Instructions to follow => Copy the records below exactly, omitting any pictures they contain.

## begin

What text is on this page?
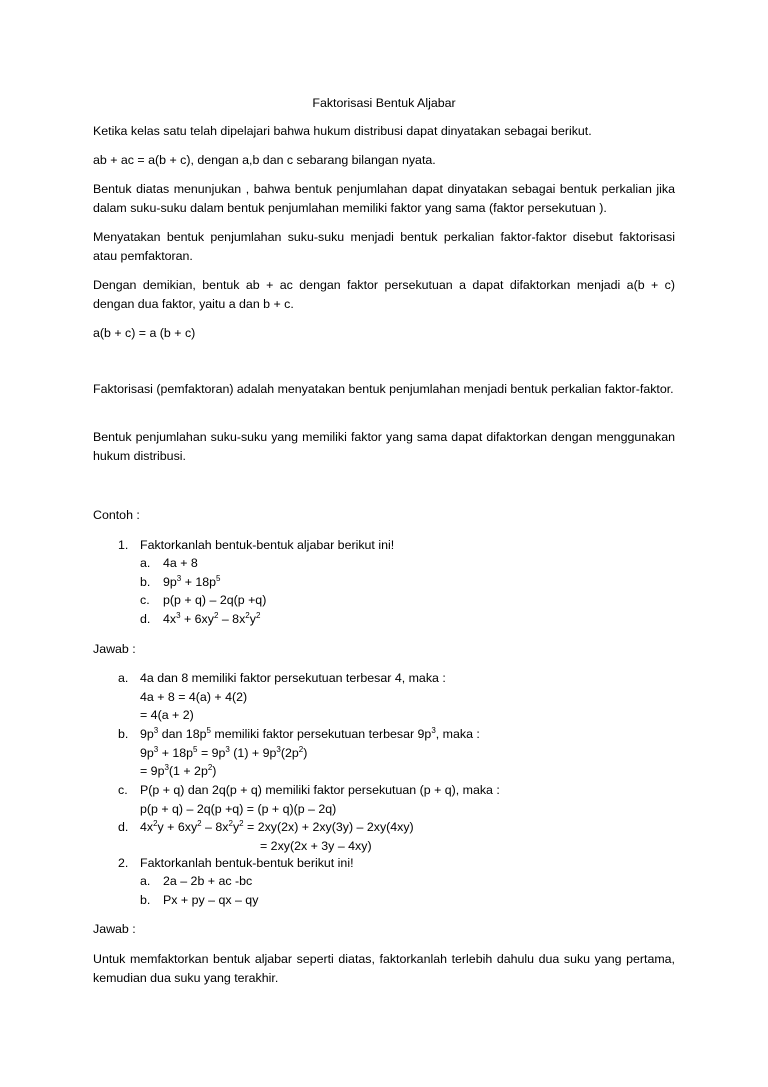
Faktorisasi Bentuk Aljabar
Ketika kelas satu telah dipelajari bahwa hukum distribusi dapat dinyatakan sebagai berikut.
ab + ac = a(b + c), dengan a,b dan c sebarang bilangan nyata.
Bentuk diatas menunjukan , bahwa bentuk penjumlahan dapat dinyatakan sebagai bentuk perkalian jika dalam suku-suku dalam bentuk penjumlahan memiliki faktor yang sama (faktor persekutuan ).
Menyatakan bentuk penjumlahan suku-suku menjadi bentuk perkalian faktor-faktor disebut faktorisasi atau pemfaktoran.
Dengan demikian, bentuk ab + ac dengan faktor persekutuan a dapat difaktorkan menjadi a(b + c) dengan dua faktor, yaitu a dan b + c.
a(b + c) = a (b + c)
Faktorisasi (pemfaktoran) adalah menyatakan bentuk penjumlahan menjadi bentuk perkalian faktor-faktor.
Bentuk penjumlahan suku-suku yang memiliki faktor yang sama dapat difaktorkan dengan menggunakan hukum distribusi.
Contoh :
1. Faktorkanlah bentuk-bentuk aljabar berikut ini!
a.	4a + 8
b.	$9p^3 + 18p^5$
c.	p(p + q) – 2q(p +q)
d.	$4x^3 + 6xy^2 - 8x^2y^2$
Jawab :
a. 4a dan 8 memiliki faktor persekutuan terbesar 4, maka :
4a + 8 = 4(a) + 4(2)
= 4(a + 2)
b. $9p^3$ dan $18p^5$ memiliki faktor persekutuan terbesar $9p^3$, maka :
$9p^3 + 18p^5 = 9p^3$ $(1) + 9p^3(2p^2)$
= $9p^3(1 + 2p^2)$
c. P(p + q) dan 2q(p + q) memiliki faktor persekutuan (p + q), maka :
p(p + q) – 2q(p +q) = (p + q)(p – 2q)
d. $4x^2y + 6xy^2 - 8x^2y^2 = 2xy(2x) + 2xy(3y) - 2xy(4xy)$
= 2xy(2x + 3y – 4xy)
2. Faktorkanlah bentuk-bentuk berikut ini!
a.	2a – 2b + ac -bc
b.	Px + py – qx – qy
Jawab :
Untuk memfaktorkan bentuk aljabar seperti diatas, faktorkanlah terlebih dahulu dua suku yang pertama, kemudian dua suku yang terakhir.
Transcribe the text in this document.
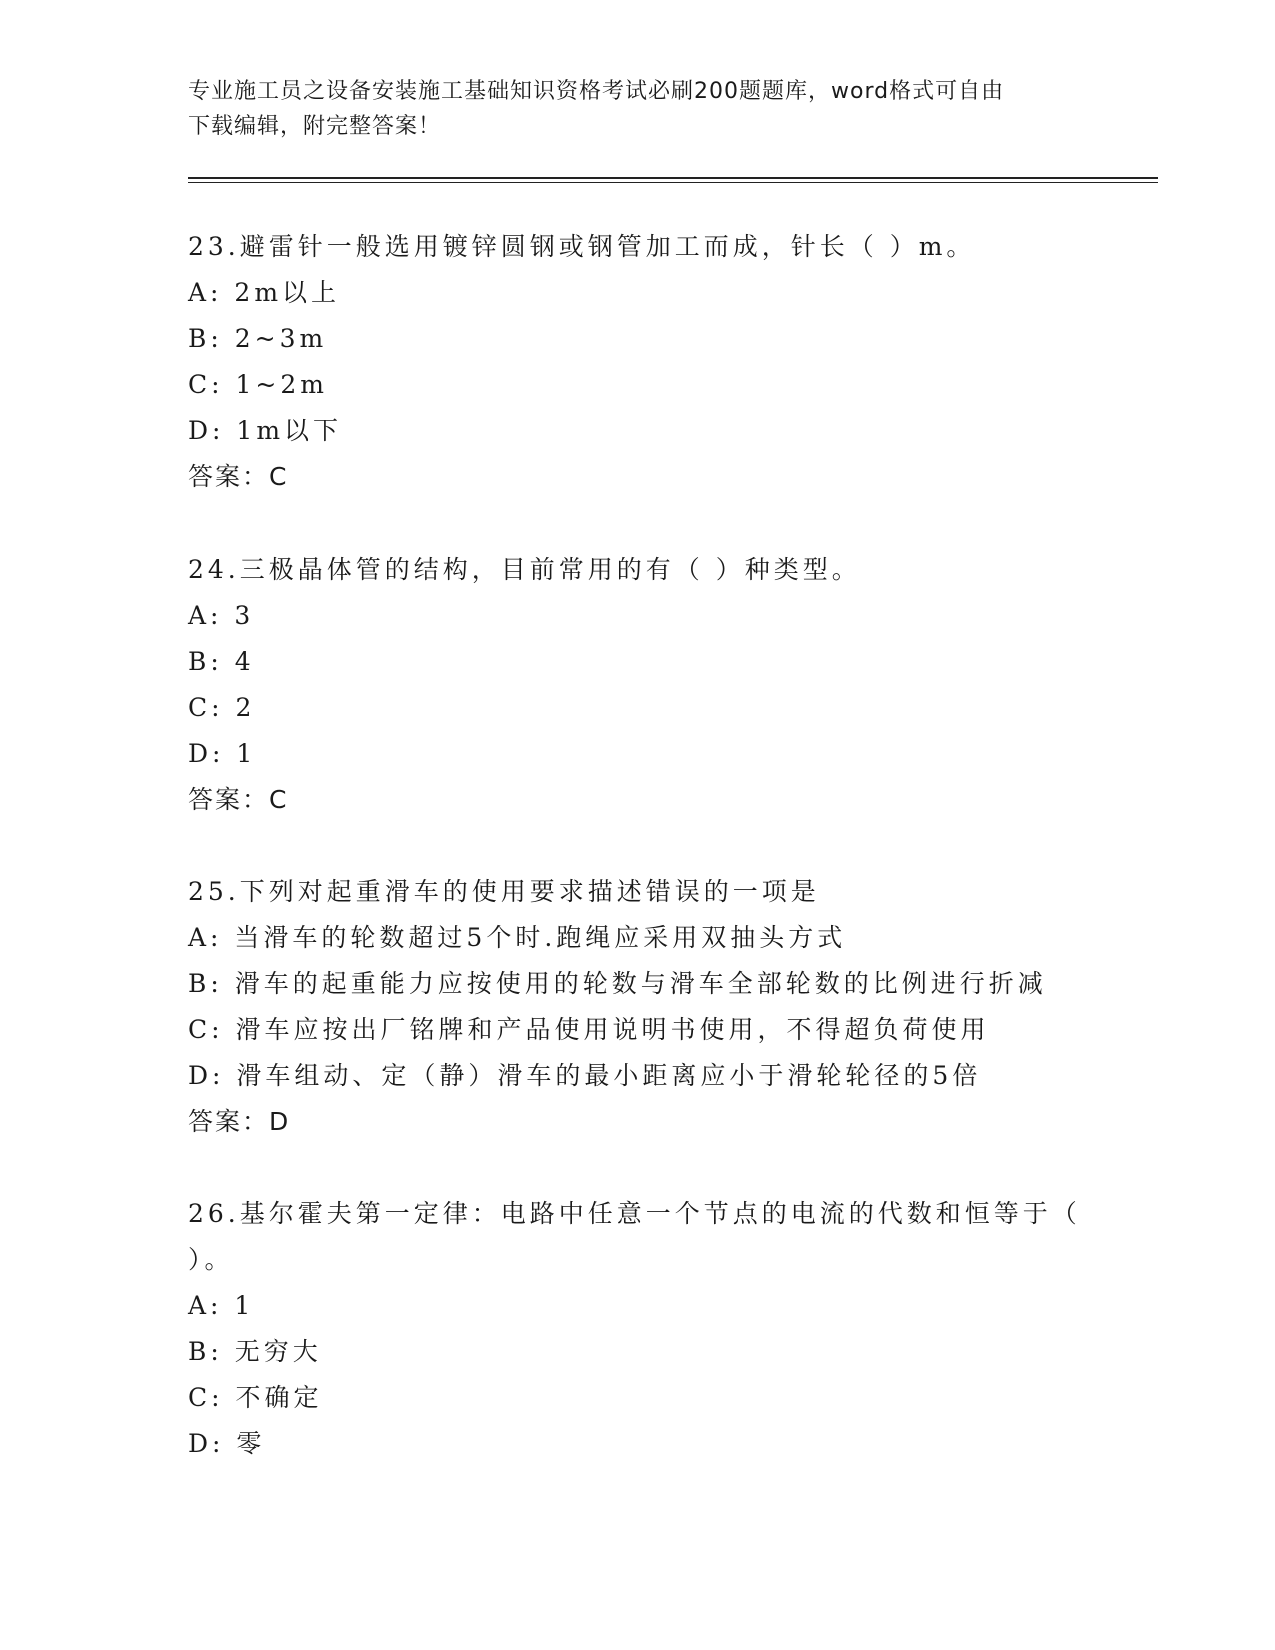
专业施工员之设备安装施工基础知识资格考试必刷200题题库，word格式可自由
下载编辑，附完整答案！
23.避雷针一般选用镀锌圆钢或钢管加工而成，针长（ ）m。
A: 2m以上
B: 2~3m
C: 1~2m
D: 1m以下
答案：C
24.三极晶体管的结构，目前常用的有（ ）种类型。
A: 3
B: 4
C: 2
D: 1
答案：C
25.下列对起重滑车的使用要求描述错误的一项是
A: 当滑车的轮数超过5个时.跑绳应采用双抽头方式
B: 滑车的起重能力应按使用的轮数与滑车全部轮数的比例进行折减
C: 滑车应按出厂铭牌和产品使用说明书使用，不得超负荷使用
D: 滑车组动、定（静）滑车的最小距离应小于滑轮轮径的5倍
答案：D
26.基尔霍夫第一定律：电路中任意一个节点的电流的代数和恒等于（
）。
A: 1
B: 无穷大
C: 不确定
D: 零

## end

Full answer =>
What text is on this page?
Faktorisasi Bentuk Aljabar
Ketika kelas satu telah dipelajari bahwa hukum distribusi dapat dinyatakan sebagai berikut.
ab + ac = a(b + c), dengan a,b dan c sebarang bilangan nyata.
Bentuk diatas menunjukan , bahwa bentuk penjumlahan dapat dinyatakan sebagai bentuk perkalian jika dalam suku-suku dalam bentuk penjumlahan memiliki faktor yang sama (faktor persekutuan ).
Menyatakan bentuk penjumlahan suku-suku menjadi bentuk perkalian faktor-faktor disebut faktorisasi atau pemfaktoran.
Dengan demikian, bentuk ab + ac dengan faktor persekutuan a dapat difaktorkan menjadi a(b + c) dengan dua faktor, yaitu a dan b + c.
a(b + c) = a (b + c)
Faktorisasi (pemfaktoran) adalah menyatakan bentuk penjumlahan menjadi bentuk perkalian faktor-faktor.
Bentuk penjumlahan suku-suku yang memiliki faktor yang sama dapat difaktorkan dengan menggunakan hukum distribusi.
Contoh :
1. Faktorkanlah bentuk-bentuk aljabar berikut ini!
a.	4a + 8
b.	$9p^3 + 18p^5$
c.	p(p + q) – 2q(p +q)
d.	$4x^3 + 6xy^2 - 8x^2y^2$
Jawab :
a. 4a dan 8 memiliki faktor persekutuan terbesar 4, maka :
4a + 8 = 4(a) + 4(2)
= 4(a + 2)
b. $9p^3$ dan $18p^5$ memiliki faktor persekutuan terbesar $9p^3$, maka :
$9p^3 + 18p^5 = 9p^3$ $(1) + 9p^3(2p^2)$
= $9p^3(1 + 2p^2)$
c. P(p + q) dan 2q(p + q) memiliki faktor persekutuan (p + q), maka :
p(p + q) – 2q(p +q) = (p + q)(p – 2q)
d. $4x^2y + 6xy^2 - 8x^2y^2 = 2xy(2x) + 2xy(3y) - 2xy(4xy)$
= 2xy(2x + 3y – 4xy)
2. Faktorkanlah bentuk-bentuk berikut ini!
a.	2a – 2b + ac -bc
b.	Px + py – qx – qy
Jawab :
Untuk memfaktorkan bentuk aljabar seperti diatas, faktorkanlah terlebih dahulu dua suku yang pertama, kemudian dua suku yang terakhir.
Transcribe the text in this document.
专业施工员之设备安装施工基础知识资格考试必刷200题题库，word格式可自由
下载编辑，附完整答案！
23.避雷针一般选用镀锌圆钢或钢管加工而成，针长（ ）m。
A: 2m以上
B: 2~3m
C: 1~2m
D: 1m以下
答案：C
24.三极晶体管的结构，目前常用的有（ ）种类型。
A: 3
B: 4
C: 2
D: 1
答案：C
25.下列对起重滑车的使用要求描述错误的一项是
A: 当滑车的轮数超过5个时.跑绳应采用双抽头方式
B: 滑车的起重能力应按使用的轮数与滑车全部轮数的比例进行折减
C: 滑车应按出厂铭牌和产品使用说明书使用，不得超负荷使用
D: 滑车组动、定（静）滑车的最小距离应小于滑轮轮径的5倍
答案：D
26.基尔霍夫第一定律：电路中任意一个节点的电流的代数和恒等于（
）。
A: 1
B: 无穷大
C: 不确定
D: 零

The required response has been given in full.